---------- Task data ----------

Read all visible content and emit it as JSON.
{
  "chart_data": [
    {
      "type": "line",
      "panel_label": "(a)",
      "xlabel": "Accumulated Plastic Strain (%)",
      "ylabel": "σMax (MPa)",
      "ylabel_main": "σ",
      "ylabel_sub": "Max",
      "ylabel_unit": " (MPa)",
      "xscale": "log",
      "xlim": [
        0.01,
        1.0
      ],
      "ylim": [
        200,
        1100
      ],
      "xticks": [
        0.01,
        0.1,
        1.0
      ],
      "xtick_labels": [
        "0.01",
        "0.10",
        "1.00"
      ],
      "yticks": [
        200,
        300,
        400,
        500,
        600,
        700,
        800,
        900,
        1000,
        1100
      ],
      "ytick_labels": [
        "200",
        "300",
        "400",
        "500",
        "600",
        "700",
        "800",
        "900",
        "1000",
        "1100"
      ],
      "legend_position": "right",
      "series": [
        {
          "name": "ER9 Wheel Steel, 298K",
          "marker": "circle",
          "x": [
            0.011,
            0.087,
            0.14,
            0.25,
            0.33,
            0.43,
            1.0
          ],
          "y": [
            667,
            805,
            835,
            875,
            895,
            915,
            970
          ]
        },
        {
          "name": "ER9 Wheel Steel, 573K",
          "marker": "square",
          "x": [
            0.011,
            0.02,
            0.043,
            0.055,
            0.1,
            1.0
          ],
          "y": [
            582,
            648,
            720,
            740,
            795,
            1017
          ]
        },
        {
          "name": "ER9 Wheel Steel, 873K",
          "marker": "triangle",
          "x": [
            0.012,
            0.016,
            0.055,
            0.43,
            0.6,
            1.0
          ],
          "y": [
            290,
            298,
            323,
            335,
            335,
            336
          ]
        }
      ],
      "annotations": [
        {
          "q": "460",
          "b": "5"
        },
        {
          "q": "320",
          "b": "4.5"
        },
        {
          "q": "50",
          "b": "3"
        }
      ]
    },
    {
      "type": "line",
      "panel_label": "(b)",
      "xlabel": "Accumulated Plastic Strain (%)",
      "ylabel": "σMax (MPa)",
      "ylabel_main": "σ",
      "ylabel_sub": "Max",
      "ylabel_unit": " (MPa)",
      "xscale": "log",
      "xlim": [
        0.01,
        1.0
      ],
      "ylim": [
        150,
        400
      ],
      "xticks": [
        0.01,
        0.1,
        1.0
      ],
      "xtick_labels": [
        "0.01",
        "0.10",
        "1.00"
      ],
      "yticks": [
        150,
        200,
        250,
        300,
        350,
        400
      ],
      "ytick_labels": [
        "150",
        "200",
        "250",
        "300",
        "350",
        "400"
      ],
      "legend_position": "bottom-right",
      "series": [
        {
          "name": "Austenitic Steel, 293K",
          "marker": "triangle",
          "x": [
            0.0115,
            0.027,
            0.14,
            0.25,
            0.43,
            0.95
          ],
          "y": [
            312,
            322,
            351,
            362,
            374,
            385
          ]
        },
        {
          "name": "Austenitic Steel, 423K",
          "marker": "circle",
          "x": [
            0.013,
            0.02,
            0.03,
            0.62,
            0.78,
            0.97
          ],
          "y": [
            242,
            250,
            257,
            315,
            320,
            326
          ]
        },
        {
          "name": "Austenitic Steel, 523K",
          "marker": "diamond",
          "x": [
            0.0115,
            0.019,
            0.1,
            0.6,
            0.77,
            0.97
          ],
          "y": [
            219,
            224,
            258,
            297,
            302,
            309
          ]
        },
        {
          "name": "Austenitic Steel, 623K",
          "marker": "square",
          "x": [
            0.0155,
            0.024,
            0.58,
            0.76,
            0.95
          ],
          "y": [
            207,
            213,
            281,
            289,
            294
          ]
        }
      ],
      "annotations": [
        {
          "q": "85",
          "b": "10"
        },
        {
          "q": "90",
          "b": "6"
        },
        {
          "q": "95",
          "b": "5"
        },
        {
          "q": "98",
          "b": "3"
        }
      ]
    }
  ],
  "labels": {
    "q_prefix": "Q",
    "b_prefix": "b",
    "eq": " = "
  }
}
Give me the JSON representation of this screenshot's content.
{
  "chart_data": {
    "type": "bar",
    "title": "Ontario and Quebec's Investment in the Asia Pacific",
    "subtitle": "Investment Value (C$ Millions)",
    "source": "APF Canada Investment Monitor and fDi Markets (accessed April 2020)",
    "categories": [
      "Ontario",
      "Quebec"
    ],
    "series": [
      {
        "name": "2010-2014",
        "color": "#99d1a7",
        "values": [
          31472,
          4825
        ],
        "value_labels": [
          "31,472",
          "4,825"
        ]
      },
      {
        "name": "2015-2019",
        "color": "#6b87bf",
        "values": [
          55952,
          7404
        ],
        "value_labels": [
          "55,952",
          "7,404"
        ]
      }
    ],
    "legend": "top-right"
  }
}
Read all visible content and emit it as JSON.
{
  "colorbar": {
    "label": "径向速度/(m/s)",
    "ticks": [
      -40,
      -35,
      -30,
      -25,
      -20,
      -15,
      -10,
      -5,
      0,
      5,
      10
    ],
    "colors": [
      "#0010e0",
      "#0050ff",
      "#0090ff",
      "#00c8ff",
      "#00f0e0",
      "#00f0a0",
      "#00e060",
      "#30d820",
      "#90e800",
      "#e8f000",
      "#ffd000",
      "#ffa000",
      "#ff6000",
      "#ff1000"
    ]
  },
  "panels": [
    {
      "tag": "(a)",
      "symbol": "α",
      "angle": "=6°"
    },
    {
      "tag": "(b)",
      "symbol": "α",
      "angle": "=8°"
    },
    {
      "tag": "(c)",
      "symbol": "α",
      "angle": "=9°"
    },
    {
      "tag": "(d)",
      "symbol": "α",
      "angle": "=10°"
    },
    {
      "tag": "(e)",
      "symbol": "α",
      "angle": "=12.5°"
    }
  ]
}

----------

Short exercise: Repeat the material above in full, exactly as it stands.

Output:
Read all visible content and emit it as JSON.
{
  "chart_data": [
    {
      "type": "line",
      "panel_label": "(a)",
      "xlabel": "Accumulated Plastic Strain (%)",
      "ylabel": "σMax (MPa)",
      "ylabel_main": "σ",
      "ylabel_sub": "Max",
      "ylabel_unit": " (MPa)",
      "xscale": "log",
      "xlim": [
        0.01,
        1.0
      ],
      "ylim": [
        200,
        1100
      ],
      "xticks": [
        0.01,
        0.1,
        1.0
      ],
      "xtick_labels": [
        "0.01",
        "0.10",
        "1.00"
      ],
      "yticks": [
        200,
        300,
        400,
        500,
        600,
        700,
        800,
        900,
        1000,
        1100
      ],
      "ytick_labels": [
        "200",
        "300",
        "400",
        "500",
        "600",
        "700",
        "800",
        "900",
        "1000",
        "1100"
      ],
      "legend_position": "right",
      "series": [
        {
          "name": "ER9 Wheel Steel, 298K",
          "marker": "circle",
          "x": [
            0.011,
            0.087,
            0.14,
            0.25,
            0.33,
            0.43,
            1.0
          ],
          "y": [
            667,
            805,
            835,
            875,
            895,
            915,
            970
          ]
        },
        {
          "name": "ER9 Wheel Steel, 573K",
          "marker": "square",
          "x": [
            0.011,
            0.02,
            0.043,
            0.055,
            0.1,
            1.0
          ],
          "y": [
            582,
            648,
            720,
            740,
            795,
            1017
          ]
        },
        {
          "name": "ER9 Wheel Steel, 873K",
          "marker": "triangle",
          "x": [
            0.012,
            0.016,
            0.055,
            0.43,
            0.6,
            1.0
          ],
          "y": [
            290,
            298,
            323,
            335,
            335,
            336
          ]
        }
      ],
      "annotations": [
        {
          "q": "460",
          "b": "5"
        },
        {
          "q": "320",
          "b": "4.5"
        },
        {
          "q": "50",
          "b": "3"
        }
      ]
    },
    {
      "type": "line",
      "panel_label": "(b)",
      "xlabel": "Accumulated Plastic Strain (%)",
      "ylabel": "σMax (MPa)",
      "ylabel_main": "σ",
      "ylabel_sub": "Max",
      "ylabel_unit": " (MPa)",
      "xscale": "log",
      "xlim": [
        0.01,
        1.0
      ],
      "ylim": [
        150,
        400
      ],
      "xticks": [
        0.01,
        0.1,
        1.0
      ],
      "xtick_labels": [
        "0.01",
        "0.10",
        "1.00"
      ],
      "yticks": [
        150,
        200,
        250,
        300,
        350,
        400
      ],
      "ytick_labels": [
        "150",
        "200",
        "250",
        "300",
        "350",
        "400"
      ],
      "legend_position": "bottom-right",
      "series": [
        {
          "name": "Austenitic Steel, 293K",
          "marker": "triangle",
          "x": [
            0.0115,
            0.027,
            0.14,
            0.25,
            0.43,
            0.95
          ],
          "y": [
            312,
            322,
            351,
            362,
            374,
            385
          ]
        },
        {
          "name": "Austenitic Steel, 423K",
          "marker": "circle",
          "x": [
            0.013,
            0.02,
            0.03,
            0.62,
            0.78,
            0.97
          ],
          "y": [
            242,
            250,
            257,
            315,
            320,
            326
          ]
        },
        {
          "name": "Austenitic Steel, 523K",
          "marker": "diamond",
          "x": [
            0.0115,
            0.019,
            0.1,
            0.6,
            0.77,
            0.97
          ],
          "y": [
            219,
            224,
            258,
            297,
            302,
            309
          ]
        },
        {
          "name": "Austenitic Steel, 623K",
          "marker": "square",
          "x": [
            0.0155,
            0.024,
            0.58,
            0.76,
            0.95
          ],
          "y": [
            207,
            213,
            281,
            289,
            294
          ]
        }
      ],
      "annotations": [
        {
          "q": "85",
          "b": "10"
        },
        {
          "q": "90",
          "b": "6"
        },
        {
          "q": "95",
          "b": "5"
        },
        {
          "q": "98",
          "b": "3"
        }
      ]
    }
  ],
  "labels": {
    "q_prefix": "Q",
    "b_prefix": "b",
    "eq": " = "
  }
}
Give me the JSON representation of this screenshot's content.
{
  "chart_data": {
    "type": "bar",
    "title": "Ontario and Quebec's Investment in the Asia Pacific",
    "subtitle": "Investment Value (C$ Millions)",
    "source": "APF Canada Investment Monitor and fDi Markets (accessed April 2020)",
    "categories": [
      "Ontario",
      "Quebec"
    ],
    "series": [
      {
        "name": "2010-2014",
        "color": "#99d1a7",
        "values": [
          31472,
          4825
        ],
        "value_labels": [
          "31,472",
          "4,825"
        ]
      },
      {
        "name": "2015-2019",
        "color": "#6b87bf",
        "values": [
          55952,
          7404
        ],
        "value_labels": [
          "55,952",
          "7,404"
        ]
      }
    ],
    "legend": "top-right"
  }
}
Read all visible content and emit it as JSON.
{
  "colorbar": {
    "label": "径向速度/(m/s)",
    "ticks": [
      -40,
      -35,
      -30,
      -25,
      -20,
      -15,
      -10,
      -5,
      0,
      5,
      10
    ],
    "colors": [
      "#0010e0",
      "#0050ff",
      "#0090ff",
      "#00c8ff",
      "#00f0e0",
      "#00f0a0",
      "#00e060",
      "#30d820",
      "#90e800",
      "#e8f000",
      "#ffd000",
      "#ffa000",
      "#ff6000",
      "#ff1000"
    ]
  },
  "panels": [
    {
      "tag": "(a)",
      "symbol": "α",
      "angle": "=6°"
    },
    {
      "tag": "(b)",
      "symbol": "α",
      "angle": "=8°"
    },
    {
      "tag": "(c)",
      "symbol": "α",
      "angle": "=9°"
    },
    {
      "tag": "(d)",
      "symbol": "α",
      "angle": "=10°"
    },
    {
      "tag": "(e)",
      "symbol": "α",
      "angle": "=12.5°"
    }
  ]
}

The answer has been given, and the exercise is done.